--- start SUPPLIED RECORDS ---

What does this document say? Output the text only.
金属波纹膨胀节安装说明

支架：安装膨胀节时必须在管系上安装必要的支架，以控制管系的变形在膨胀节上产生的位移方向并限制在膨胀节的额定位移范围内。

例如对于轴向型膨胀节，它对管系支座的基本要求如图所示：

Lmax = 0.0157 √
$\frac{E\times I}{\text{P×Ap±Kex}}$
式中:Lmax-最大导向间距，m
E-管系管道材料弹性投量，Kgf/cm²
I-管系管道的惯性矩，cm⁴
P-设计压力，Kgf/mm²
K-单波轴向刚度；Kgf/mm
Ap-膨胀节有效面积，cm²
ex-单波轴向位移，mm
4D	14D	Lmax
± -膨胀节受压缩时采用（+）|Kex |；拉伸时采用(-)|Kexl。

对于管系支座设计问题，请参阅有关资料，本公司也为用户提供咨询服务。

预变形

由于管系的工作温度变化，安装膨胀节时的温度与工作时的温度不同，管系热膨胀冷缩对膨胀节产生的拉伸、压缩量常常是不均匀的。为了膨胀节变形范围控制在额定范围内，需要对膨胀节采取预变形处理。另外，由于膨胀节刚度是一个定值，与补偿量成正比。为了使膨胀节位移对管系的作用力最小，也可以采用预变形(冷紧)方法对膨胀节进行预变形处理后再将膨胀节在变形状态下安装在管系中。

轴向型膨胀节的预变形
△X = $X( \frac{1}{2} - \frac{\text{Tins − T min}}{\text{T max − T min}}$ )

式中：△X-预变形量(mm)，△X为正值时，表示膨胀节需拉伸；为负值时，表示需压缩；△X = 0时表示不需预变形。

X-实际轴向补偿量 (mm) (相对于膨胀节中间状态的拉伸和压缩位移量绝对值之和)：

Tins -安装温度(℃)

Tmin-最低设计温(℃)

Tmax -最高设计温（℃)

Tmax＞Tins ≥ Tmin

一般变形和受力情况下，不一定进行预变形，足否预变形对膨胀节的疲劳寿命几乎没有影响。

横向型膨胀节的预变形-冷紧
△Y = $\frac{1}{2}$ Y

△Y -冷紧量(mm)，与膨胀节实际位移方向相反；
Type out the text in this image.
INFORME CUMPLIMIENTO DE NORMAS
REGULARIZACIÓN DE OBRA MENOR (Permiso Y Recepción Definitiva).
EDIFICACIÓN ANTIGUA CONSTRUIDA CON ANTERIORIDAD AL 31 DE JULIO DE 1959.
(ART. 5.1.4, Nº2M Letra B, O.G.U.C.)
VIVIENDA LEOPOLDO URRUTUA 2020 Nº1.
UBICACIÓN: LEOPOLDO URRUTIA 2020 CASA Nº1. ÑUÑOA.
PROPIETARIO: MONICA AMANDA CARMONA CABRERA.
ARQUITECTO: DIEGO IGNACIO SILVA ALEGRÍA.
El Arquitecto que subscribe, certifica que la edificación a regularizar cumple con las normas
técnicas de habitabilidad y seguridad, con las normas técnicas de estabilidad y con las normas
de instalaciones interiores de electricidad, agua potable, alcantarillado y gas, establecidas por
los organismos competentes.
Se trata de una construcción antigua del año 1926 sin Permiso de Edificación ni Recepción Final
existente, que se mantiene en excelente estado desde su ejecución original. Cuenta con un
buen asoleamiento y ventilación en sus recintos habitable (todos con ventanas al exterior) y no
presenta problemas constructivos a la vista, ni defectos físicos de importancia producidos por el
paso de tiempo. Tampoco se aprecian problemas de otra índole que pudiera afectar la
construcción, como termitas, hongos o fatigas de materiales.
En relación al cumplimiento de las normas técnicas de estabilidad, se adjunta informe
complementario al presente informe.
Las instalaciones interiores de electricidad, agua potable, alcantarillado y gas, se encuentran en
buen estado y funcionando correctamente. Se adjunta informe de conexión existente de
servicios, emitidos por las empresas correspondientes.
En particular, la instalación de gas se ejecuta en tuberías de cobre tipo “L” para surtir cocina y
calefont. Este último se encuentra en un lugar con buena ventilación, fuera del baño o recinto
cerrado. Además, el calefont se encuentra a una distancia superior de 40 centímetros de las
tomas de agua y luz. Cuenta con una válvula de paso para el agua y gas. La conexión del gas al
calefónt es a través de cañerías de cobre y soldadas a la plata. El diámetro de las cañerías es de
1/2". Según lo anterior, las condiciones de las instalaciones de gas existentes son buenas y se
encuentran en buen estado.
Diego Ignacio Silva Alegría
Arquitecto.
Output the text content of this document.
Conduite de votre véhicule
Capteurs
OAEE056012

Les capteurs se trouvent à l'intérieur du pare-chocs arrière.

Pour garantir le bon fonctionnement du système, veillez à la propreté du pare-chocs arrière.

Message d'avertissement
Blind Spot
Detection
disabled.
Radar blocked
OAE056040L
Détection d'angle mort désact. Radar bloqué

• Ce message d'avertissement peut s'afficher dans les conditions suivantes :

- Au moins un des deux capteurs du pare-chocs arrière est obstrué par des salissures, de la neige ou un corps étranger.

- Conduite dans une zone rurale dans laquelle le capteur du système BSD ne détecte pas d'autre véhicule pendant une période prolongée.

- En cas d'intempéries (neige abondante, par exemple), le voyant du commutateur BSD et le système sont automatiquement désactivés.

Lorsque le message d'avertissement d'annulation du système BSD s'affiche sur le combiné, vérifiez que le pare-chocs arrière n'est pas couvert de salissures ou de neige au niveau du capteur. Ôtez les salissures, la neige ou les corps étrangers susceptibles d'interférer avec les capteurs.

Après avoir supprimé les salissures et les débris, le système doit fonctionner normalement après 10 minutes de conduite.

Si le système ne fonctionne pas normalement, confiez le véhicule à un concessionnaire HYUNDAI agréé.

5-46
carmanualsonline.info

--- end SUPPLIED RECORDS ---

**WRITTEN INSTRUCTION**
Return the material in full, exactly as shown.

**SOLVED EXERCISE**
What does this document say? Output the text only.
金属波纹膨胀节安装说明

支架：安装膨胀节时必须在管系上安装必要的支架，以控制管系的变形在膨胀节上产生的位移方向并限制在膨胀节的额定位移范围内。

例如对于轴向型膨胀节，它对管系支座的基本要求如图所示：

Lmax = 0.0157 √
$\frac{E\times I}{\text{P×Ap±Kex}}$
式中:Lmax-最大导向间距，m
E-管系管道材料弹性投量，Kgf/cm²
I-管系管道的惯性矩，cm⁴
P-设计压力，Kgf/mm²
K-单波轴向刚度；Kgf/mm
Ap-膨胀节有效面积，cm²
ex-单波轴向位移，mm
4D	14D	Lmax
± -膨胀节受压缩时采用（+）|Kex |；拉伸时采用(-)|Kexl。

对于管系支座设计问题，请参阅有关资料，本公司也为用户提供咨询服务。

预变形

由于管系的工作温度变化，安装膨胀节时的温度与工作时的温度不同，管系热膨胀冷缩对膨胀节产生的拉伸、压缩量常常是不均匀的。为了膨胀节变形范围控制在额定范围内，需要对膨胀节采取预变形处理。另外，由于膨胀节刚度是一个定值，与补偿量成正比。为了使膨胀节位移对管系的作用力最小，也可以采用预变形(冷紧)方法对膨胀节进行预变形处理后再将膨胀节在变形状态下安装在管系中。

轴向型膨胀节的预变形
△X = $X( \frac{1}{2} - \frac{\text{Tins − T min}}{\text{T max − T min}}$ )

式中：△X-预变形量(mm)，△X为正值时，表示膨胀节需拉伸；为负值时，表示需压缩；△X = 0时表示不需预变形。

X-实际轴向补偿量 (mm) (相对于膨胀节中间状态的拉伸和压缩位移量绝对值之和)：

Tins -安装温度(℃)

Tmin-最低设计温(℃)

Tmax -最高设计温（℃)

Tmax＞Tins ≥ Tmin

一般变形和受力情况下，不一定进行预变形，足否预变形对膨胀节的疲劳寿命几乎没有影响。

横向型膨胀节的预变形-冷紧
△Y = $\frac{1}{2}$ Y

△Y -冷紧量(mm)，与膨胀节实际位移方向相反；
Type out the text in this image.
INFORME CUMPLIMIENTO DE NORMAS
REGULARIZACIÓN DE OBRA MENOR (Permiso Y Recepción Definitiva).
EDIFICACIÓN ANTIGUA CONSTRUIDA CON ANTERIORIDAD AL 31 DE JULIO DE 1959.
(ART. 5.1.4, Nº2M Letra B, O.G.U.C.)
VIVIENDA LEOPOLDO URRUTUA 2020 Nº1.
UBICACIÓN: LEOPOLDO URRUTIA 2020 CASA Nº1. ÑUÑOA.
PROPIETARIO: MONICA AMANDA CARMONA CABRERA.
ARQUITECTO: DIEGO IGNACIO SILVA ALEGRÍA.
El Arquitecto que subscribe, certifica que la edificación a regularizar cumple con las normas
técnicas de habitabilidad y seguridad, con las normas técnicas de estabilidad y con las normas
de instalaciones interiores de electricidad, agua potable, alcantarillado y gas, establecidas por
los organismos competentes.
Se trata de una construcción antigua del año 1926 sin Permiso de Edificación ni Recepción Final
existente, que se mantiene en excelente estado desde su ejecución original. Cuenta con un
buen asoleamiento y ventilación en sus recintos habitable (todos con ventanas al exterior) y no
presenta problemas constructivos a la vista, ni defectos físicos de importancia producidos por el
paso de tiempo. Tampoco se aprecian problemas de otra índole que pudiera afectar la
construcción, como termitas, hongos o fatigas de materiales.
En relación al cumplimiento de las normas técnicas de estabilidad, se adjunta informe
complementario al presente informe.
Las instalaciones interiores de electricidad, agua potable, alcantarillado y gas, se encuentran en
buen estado y funcionando correctamente. Se adjunta informe de conexión existente de
servicios, emitidos por las empresas correspondientes.
En particular, la instalación de gas se ejecuta en tuberías de cobre tipo “L” para surtir cocina y
calefont. Este último se encuentra en un lugar con buena ventilación, fuera del baño o recinto
cerrado. Además, el calefont se encuentra a una distancia superior de 40 centímetros de las
tomas de agua y luz. Cuenta con una válvula de paso para el agua y gas. La conexión del gas al
calefónt es a través de cañerías de cobre y soldadas a la plata. El diámetro de las cañerías es de
1/2". Según lo anterior, las condiciones de las instalaciones de gas existentes son buenas y se
encuentran en buen estado.
Diego Ignacio Silva Alegría
Arquitecto.
Output the text content of this document.
Conduite de votre véhicule
Capteurs
OAEE056012

Les capteurs se trouvent à l'intérieur du pare-chocs arrière.

Pour garantir le bon fonctionnement du système, veillez à la propreté du pare-chocs arrière.

Message d'avertissement
Blind Spot
Detection
disabled.
Radar blocked
OAE056040L
Détection d'angle mort désact. Radar bloqué

• Ce message d'avertissement peut s'afficher dans les conditions suivantes :

- Au moins un des deux capteurs du pare-chocs arrière est obstrué par des salissures, de la neige ou un corps étranger.

- Conduite dans une zone rurale dans laquelle le capteur du système BSD ne détecte pas d'autre véhicule pendant une période prolongée.

- En cas d'intempéries (neige abondante, par exemple), le voyant du commutateur BSD et le système sont automatiquement désactivés.

Lorsque le message d'avertissement d'annulation du système BSD s'affiche sur le combiné, vérifiez que le pare-chocs arrière n'est pas couvert de salissures ou de neige au niveau du capteur. Ôtez les salissures, la neige ou les corps étrangers susceptibles d'interférer avec les capteurs.

Après avoir supprimé les salissures et les débris, le système doit fonctionner normalement après 10 minutes de conduite.

Si le système ne fonctionne pas normalement, confiez le véhicule à un concessionnaire HYUNDAI agréé.

5-46
carmanualsonline.info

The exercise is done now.